**Instructions to follow:**
Reproduce the records. Keep every word exact and include no images.

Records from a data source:
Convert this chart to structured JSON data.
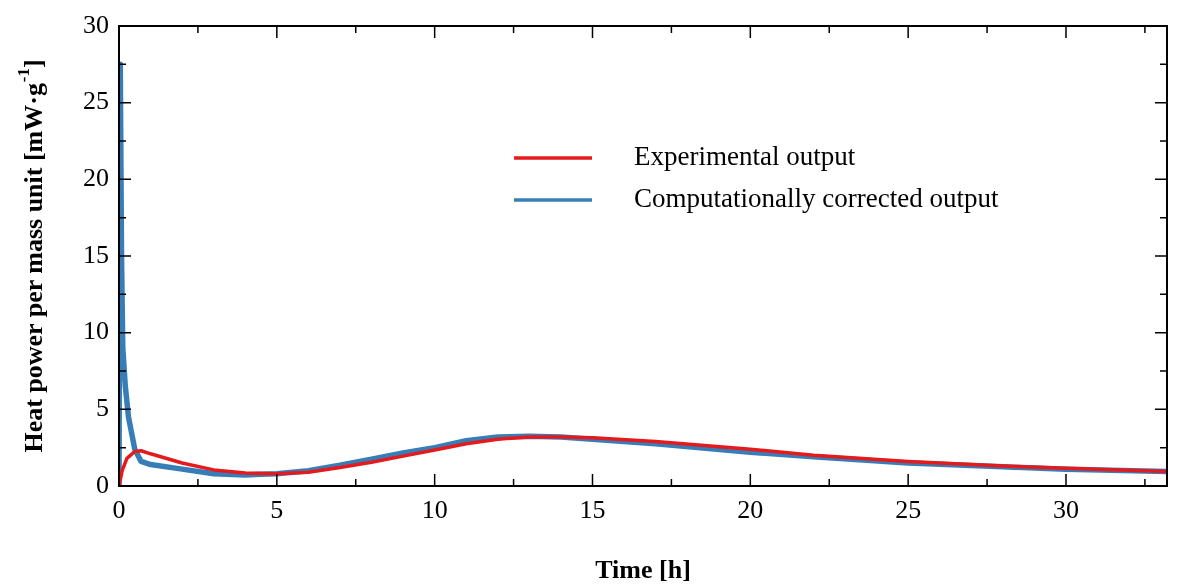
{
  "chart_data": {
    "type": "line",
    "xlabel": "Time [h]",
    "ylabel": "Heat power per mass unit [mW·g$^{-1}$]",
    "xlim": [
      0,
      33.2
    ],
    "xticks": [
      0,
      {
        "value": 2.5,
        "label": null
      },
      5,
      {
        "value": 7.5,
        "label": null
      },
      10,
      {
        "value": 12.5,
        "label": null
      },
      15,
      {
        "value": 17.5,
        "label": null
      },
      20,
      {
        "value": 22.5,
        "label": null
      },
      25,
      {
        "value": 27.5,
        "label": null
      },
      30,
      {
        "value": 32.5,
        "label": null
      }
    ],
    "ylim": [
      0,
      30
    ],
    "yticks": [
      0,
      {
        "value": 2.5,
        "label": null
      },
      5,
      {
        "value": 7.5,
        "label": null
      },
      10,
      {
        "value": 12.5,
        "label": null
      },
      15,
      {
        "value": 17.5,
        "label": null
      },
      20,
      {
        "value": 22.5,
        "label": null
      },
      25,
      {
        "value": 27.5,
        "label": null
      },
      30
    ],
    "grid": false,
    "legend": "top right",
    "marker": "none",
    "line_style": "solid",
    "series": [
      {
        "name": "Experimental output",
        "color": "#e41a1c",
        "x": [
          0,
          0.1,
          0.25,
          0.5,
          0.7,
          1,
          2,
          3,
          4,
          5,
          6,
          7,
          8,
          9,
          10,
          11,
          12,
          13,
          14,
          15,
          17,
          20,
          22,
          25,
          28,
          30,
          33.2
        ],
        "values": [
          0,
          1,
          1.8,
          2.25,
          2.3,
          2.1,
          1.5,
          1.05,
          0.85,
          0.8,
          0.9,
          1.2,
          1.55,
          1.95,
          2.35,
          2.75,
          3.05,
          3.2,
          3.2,
          3.15,
          2.9,
          2.4,
          2.0,
          1.6,
          1.3,
          1.15,
          0.95
        ]
      },
      {
        "name": "Computationally corrected output",
        "color": "#377eb8",
        "x": [
          0,
          0.04,
          0.08,
          0.12,
          0.2,
          0.3,
          0.5,
          0.7,
          1,
          2,
          3,
          4,
          5,
          6,
          7,
          8,
          9,
          10,
          11,
          12,
          13,
          14,
          15,
          17,
          20,
          22,
          25,
          28,
          30,
          33.2
        ],
        "values": [
          0,
          27.5,
          15,
          9,
          6.5,
          4.5,
          2.4,
          1.6,
          1.4,
          1.1,
          0.8,
          0.72,
          0.8,
          1.0,
          1.35,
          1.75,
          2.15,
          2.5,
          2.95,
          3.2,
          3.25,
          3.2,
          3.05,
          2.75,
          2.2,
          1.9,
          1.5,
          1.25,
          1.1,
          0.95
        ]
      }
    ]
  }
}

**Correct output:**
Convert this chart to structured JSON data.
{
  "chart_data": {
    "type": "line",
    "xlabel": "Time [h]",
    "ylabel": "Heat power per mass unit [mW·g$^{-1}$]",
    "xlim": [
      0,
      33.2
    ],
    "xticks": [
      0,
      {
        "value": 2.5,
        "label": null
      },
      5,
      {
        "value": 7.5,
        "label": null
      },
      10,
      {
        "value": 12.5,
        "label": null
      },
      15,
      {
        "value": 17.5,
        "label": null
      },
      20,
      {
        "value": 22.5,
        "label": null
      },
      25,
      {
        "value": 27.5,
        "label": null
      },
      30,
      {
        "value": 32.5,
        "label": null
      }
    ],
    "ylim": [
      0,
      30
    ],
    "yticks": [
      0,
      {
        "value": 2.5,
        "label": null
      },
      5,
      {
        "value": 7.5,
        "label": null
      },
      10,
      {
        "value": 12.5,
        "label": null
      },
      15,
      {
        "value": 17.5,
        "label": null
      },
      20,
      {
        "value": 22.5,
        "label": null
      },
      25,
      {
        "value": 27.5,
        "label": null
      },
      30
    ],
    "grid": false,
    "legend": "top right",
    "marker": "none",
    "line_style": "solid",
    "series": [
      {
        "name": "Experimental output",
        "color": "#e41a1c",
        "x": [
          0,
          0.1,
          0.25,
          0.5,
          0.7,
          1,
          2,
          3,
          4,
          5,
          6,
          7,
          8,
          9,
          10,
          11,
          12,
          13,
          14,
          15,
          17,
          20,
          22,
          25,
          28,
          30,
          33.2
        ],
        "values": [
          0,
          1,
          1.8,
          2.25,
          2.3,
          2.1,
          1.5,
          1.05,
          0.85,
          0.8,
          0.9,
          1.2,
          1.55,
          1.95,
          2.35,
          2.75,
          3.05,
          3.2,
          3.2,
          3.15,
          2.9,
          2.4,
          2.0,
          1.6,
          1.3,
          1.15,
          0.95
        ]
      },
      {
        "name": "Computationally corrected output",
        "color": "#377eb8",
        "x": [
          0,
          0.04,
          0.08,
          0.12,
          0.2,
          0.3,
          0.5,
          0.7,
          1,
          2,
          3,
          4,
          5,
          6,
          7,
          8,
          9,
          10,
          11,
          12,
          13,
          14,
          15,
          17,
          20,
          22,
          25,
          28,
          30,
          33.2
        ],
        "values": [
          0,
          27.5,
          15,
          9,
          6.5,
          4.5,
          2.4,
          1.6,
          1.4,
          1.1,
          0.8,
          0.72,
          0.8,
          1.0,
          1.35,
          1.75,
          2.15,
          2.5,
          2.95,
          3.2,
          3.25,
          3.2,
          3.05,
          2.75,
          2.2,
          1.9,
          1.5,
          1.25,
          1.1,
          0.95
        ]
      }
    ]
  }
}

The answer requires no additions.